__GIVEN DATA__:
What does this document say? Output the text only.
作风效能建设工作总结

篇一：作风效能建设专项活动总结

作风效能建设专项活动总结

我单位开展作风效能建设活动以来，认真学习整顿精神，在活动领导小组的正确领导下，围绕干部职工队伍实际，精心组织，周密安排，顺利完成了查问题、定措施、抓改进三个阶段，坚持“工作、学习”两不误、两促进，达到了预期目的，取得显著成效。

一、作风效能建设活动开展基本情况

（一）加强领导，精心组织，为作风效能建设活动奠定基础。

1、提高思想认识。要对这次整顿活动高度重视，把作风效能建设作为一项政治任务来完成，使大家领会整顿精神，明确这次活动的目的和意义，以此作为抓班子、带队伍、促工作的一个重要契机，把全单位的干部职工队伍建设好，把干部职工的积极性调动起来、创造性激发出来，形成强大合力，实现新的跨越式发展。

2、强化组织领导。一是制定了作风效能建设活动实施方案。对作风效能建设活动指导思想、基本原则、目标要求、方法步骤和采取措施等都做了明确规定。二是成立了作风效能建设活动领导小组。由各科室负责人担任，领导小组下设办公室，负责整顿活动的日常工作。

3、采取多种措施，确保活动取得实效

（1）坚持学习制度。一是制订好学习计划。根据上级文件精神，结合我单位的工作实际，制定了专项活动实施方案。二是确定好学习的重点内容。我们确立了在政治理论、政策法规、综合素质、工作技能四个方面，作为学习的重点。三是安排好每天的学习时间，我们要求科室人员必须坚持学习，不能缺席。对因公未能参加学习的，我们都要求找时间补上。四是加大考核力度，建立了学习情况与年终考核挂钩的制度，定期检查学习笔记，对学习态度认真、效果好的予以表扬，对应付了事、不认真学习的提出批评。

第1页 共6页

__GIVEN TASK__: Write out every record verbatim.

__WORKED ANSWER__:
What does this document say? Output the text only.
作风效能建设工作总结

篇一：作风效能建设专项活动总结

作风效能建设专项活动总结

我单位开展作风效能建设活动以来，认真学习整顿精神，在活动领导小组的正确领导下，围绕干部职工队伍实际，精心组织，周密安排，顺利完成了查问题、定措施、抓改进三个阶段，坚持“工作、学习”两不误、两促进，达到了预期目的，取得显著成效。

一、作风效能建设活动开展基本情况

（一）加强领导，精心组织，为作风效能建设活动奠定基础。

1、提高思想认识。要对这次整顿活动高度重视，把作风效能建设作为一项政治任务来完成，使大家领会整顿精神，明确这次活动的目的和意义，以此作为抓班子、带队伍、促工作的一个重要契机，把全单位的干部职工队伍建设好，把干部职工的积极性调动起来、创造性激发出来，形成强大合力，实现新的跨越式发展。

2、强化组织领导。一是制定了作风效能建设活动实施方案。对作风效能建设活动指导思想、基本原则、目标要求、方法步骤和采取措施等都做了明确规定。二是成立了作风效能建设活动领导小组。由各科室负责人担任，领导小组下设办公室，负责整顿活动的日常工作。

3、采取多种措施，确保活动取得实效

（1）坚持学习制度。一是制订好学习计划。根据上级文件精神，结合我单位的工作实际，制定了专项活动实施方案。二是确定好学习的重点内容。我们确立了在政治理论、政策法规、综合素质、工作技能四个方面，作为学习的重点。三是安排好每天的学习时间，我们要求科室人员必须坚持学习，不能缺席。对因公未能参加学习的，我们都要求找时间补上。四是加大考核力度，建立了学习情况与年终考核挂钩的制度，定期检查学习笔记，对学习态度认真、效果好的予以表扬，对应付了事、不认真学习的提出批评。

第1页 共6页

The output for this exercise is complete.